• [GIVEN INFORMATION]
* Start *
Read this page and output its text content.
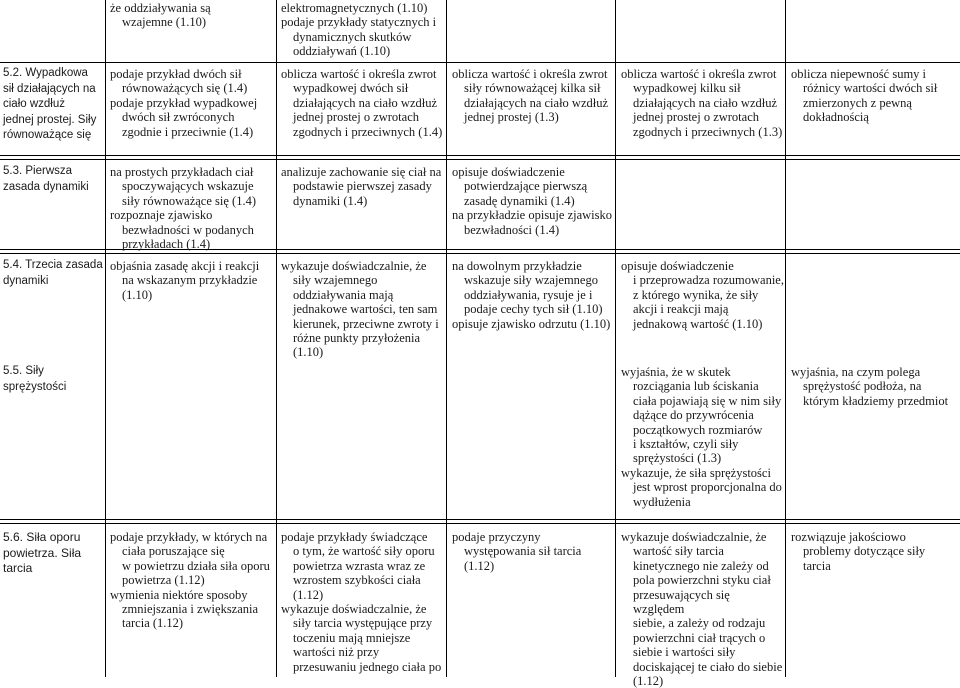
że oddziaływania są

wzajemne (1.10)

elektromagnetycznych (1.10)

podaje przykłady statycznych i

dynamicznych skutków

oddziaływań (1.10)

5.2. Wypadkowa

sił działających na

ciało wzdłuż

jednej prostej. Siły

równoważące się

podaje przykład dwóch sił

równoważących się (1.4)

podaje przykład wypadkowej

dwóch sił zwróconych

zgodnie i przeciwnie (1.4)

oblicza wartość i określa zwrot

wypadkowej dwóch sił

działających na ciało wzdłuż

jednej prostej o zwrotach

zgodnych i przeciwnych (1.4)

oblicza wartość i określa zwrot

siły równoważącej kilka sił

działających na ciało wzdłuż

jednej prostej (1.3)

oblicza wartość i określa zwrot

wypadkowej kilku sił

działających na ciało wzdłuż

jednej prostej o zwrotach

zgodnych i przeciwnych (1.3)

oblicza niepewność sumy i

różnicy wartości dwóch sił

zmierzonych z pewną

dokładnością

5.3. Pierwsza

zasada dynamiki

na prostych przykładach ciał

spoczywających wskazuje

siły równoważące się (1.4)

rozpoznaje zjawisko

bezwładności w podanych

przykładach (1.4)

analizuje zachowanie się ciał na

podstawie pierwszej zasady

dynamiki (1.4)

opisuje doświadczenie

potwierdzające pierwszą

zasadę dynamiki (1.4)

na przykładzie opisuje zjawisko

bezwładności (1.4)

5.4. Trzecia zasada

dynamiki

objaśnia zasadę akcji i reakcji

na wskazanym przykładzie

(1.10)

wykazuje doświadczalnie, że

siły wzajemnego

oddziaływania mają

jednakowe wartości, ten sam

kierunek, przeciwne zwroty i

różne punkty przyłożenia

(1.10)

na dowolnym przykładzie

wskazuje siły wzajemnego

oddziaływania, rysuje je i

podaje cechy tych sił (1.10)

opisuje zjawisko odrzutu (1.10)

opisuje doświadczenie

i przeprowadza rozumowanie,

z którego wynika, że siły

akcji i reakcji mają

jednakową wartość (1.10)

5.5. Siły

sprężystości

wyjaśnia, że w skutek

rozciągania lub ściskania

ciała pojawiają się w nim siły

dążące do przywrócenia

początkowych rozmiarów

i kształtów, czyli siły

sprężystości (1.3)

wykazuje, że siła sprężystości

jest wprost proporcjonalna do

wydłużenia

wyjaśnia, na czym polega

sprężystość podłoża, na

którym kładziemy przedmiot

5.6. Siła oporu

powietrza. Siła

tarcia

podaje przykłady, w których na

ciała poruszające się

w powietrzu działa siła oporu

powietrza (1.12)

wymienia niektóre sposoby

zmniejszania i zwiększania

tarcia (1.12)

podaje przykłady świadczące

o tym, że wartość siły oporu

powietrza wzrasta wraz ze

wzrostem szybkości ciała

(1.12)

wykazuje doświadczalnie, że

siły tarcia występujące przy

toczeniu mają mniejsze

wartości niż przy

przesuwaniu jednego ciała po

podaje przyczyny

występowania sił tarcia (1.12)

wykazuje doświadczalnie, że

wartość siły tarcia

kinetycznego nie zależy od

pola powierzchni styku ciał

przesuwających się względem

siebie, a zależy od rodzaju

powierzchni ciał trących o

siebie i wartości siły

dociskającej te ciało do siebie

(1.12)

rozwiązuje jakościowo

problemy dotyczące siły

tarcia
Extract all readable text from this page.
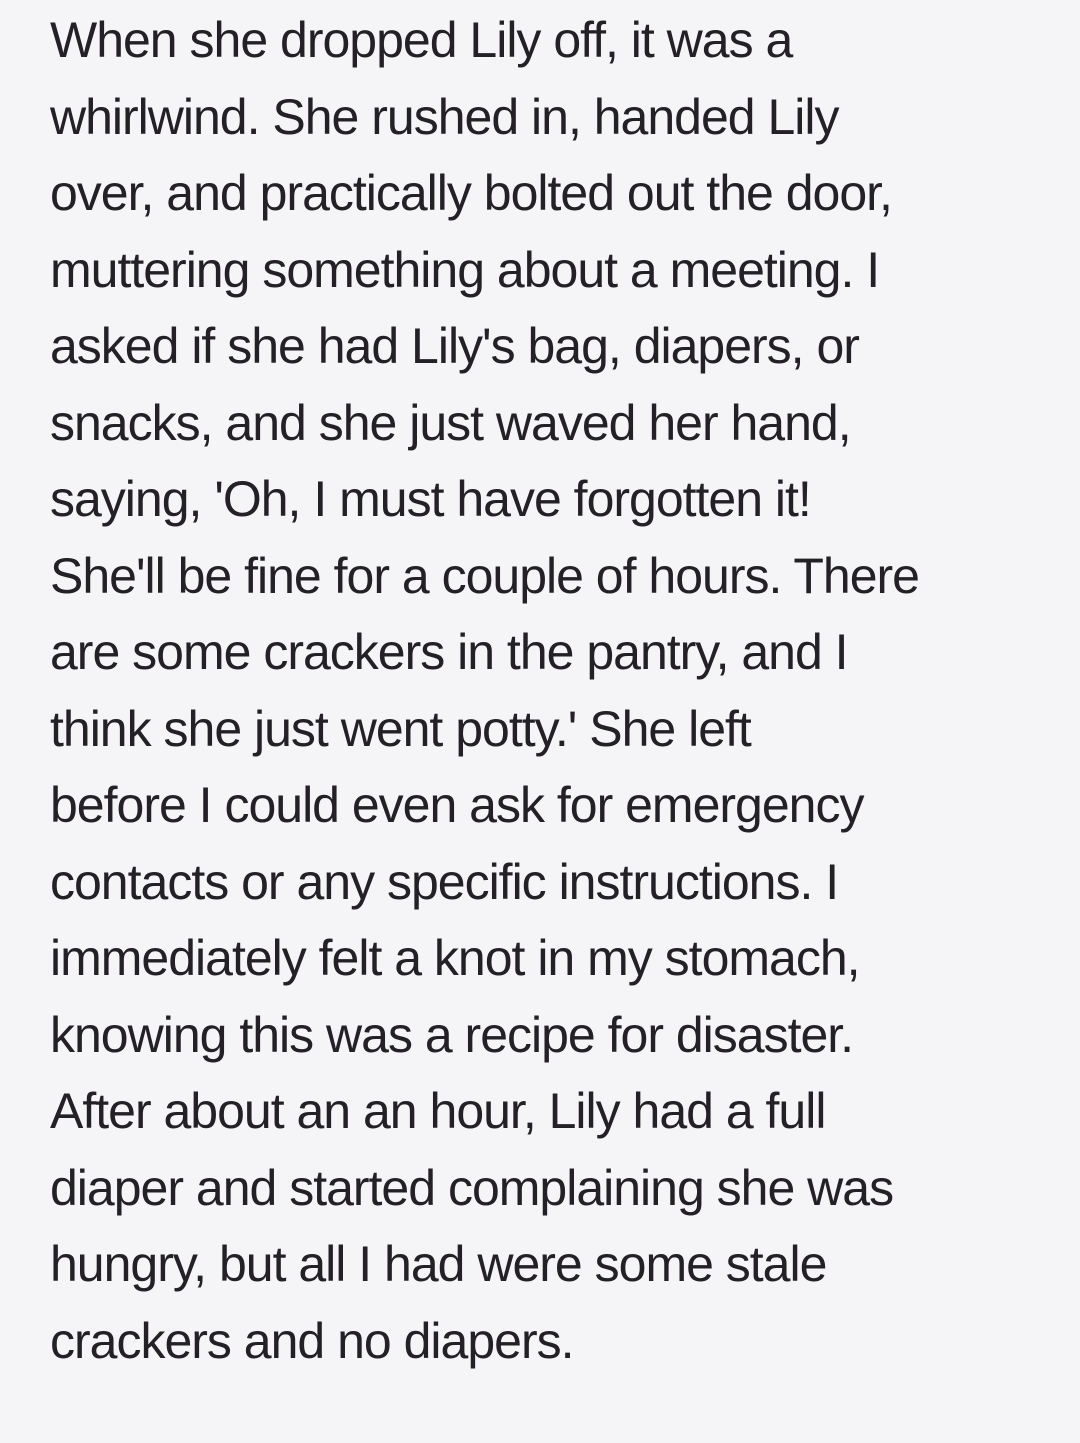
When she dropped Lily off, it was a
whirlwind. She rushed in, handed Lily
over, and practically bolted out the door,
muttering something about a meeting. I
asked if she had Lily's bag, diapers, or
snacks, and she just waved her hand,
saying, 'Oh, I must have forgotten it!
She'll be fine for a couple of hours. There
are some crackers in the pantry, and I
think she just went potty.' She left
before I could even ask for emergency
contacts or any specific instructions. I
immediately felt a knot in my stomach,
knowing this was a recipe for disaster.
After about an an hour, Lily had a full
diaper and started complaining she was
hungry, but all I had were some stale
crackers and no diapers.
* End *
* Start *
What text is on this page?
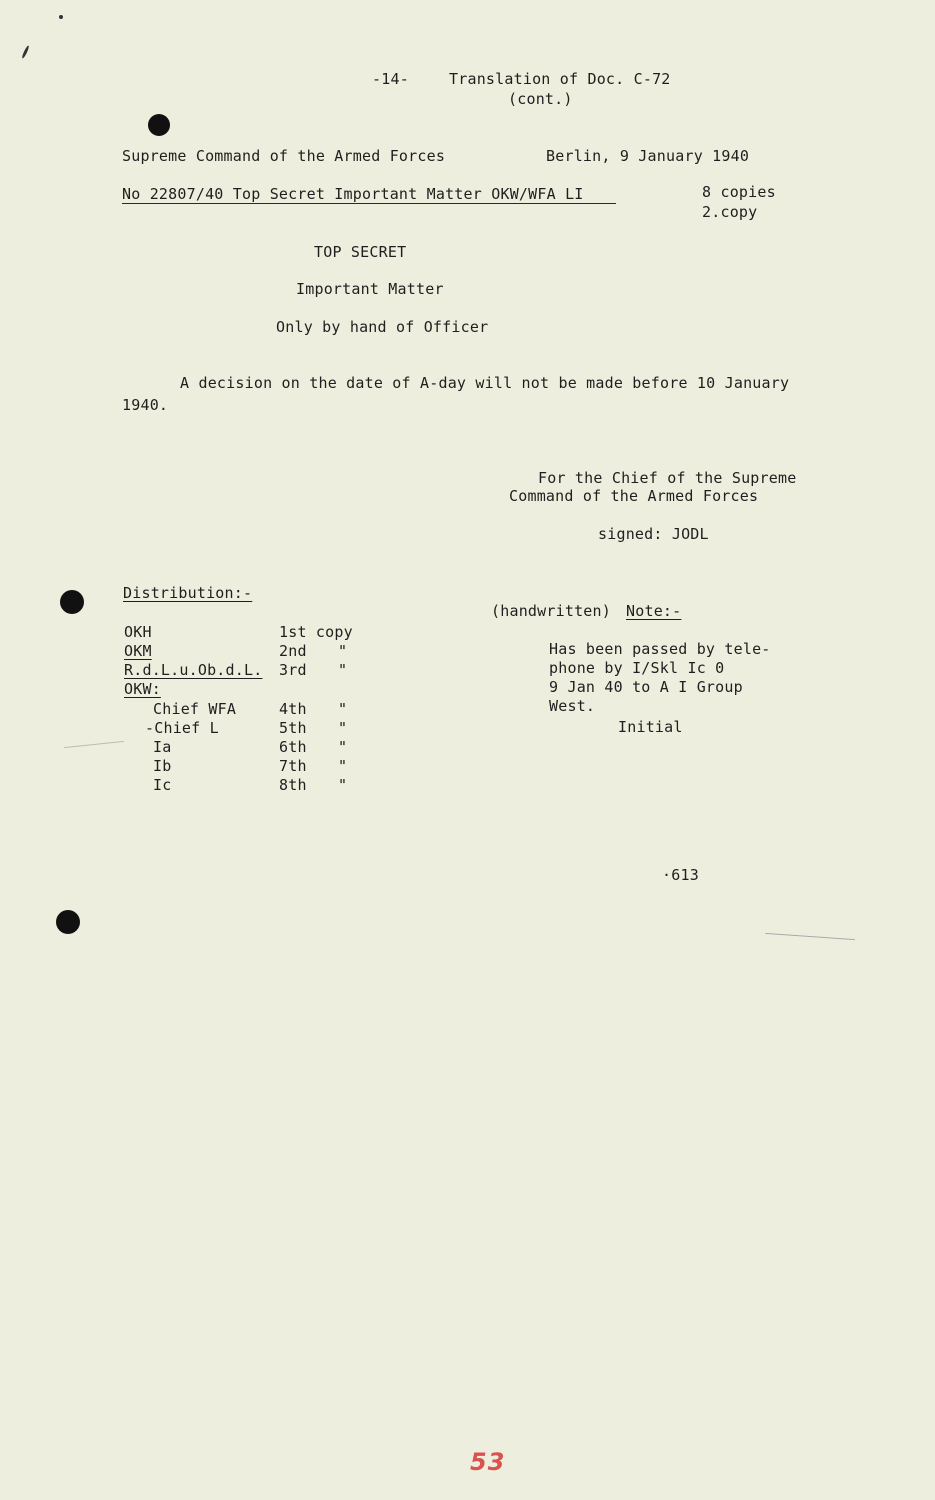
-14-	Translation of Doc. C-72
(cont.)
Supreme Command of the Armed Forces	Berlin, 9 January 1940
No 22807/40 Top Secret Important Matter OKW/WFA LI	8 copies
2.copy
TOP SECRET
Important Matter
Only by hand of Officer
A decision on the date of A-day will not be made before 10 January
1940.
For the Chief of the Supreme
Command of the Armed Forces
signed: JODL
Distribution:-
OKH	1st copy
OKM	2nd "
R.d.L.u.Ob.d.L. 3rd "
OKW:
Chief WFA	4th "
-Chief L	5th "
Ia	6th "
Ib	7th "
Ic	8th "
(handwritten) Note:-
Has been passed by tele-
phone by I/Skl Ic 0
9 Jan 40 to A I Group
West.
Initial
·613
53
* End *
• [BRIEF] Search the lines above for the string "przeciwnych", then show every one that has it.

• [SOLUTION TO THIS EXERCISE]
zgodnych i przeciwnych (1.4)
zgodnych i przeciwnych (1.3)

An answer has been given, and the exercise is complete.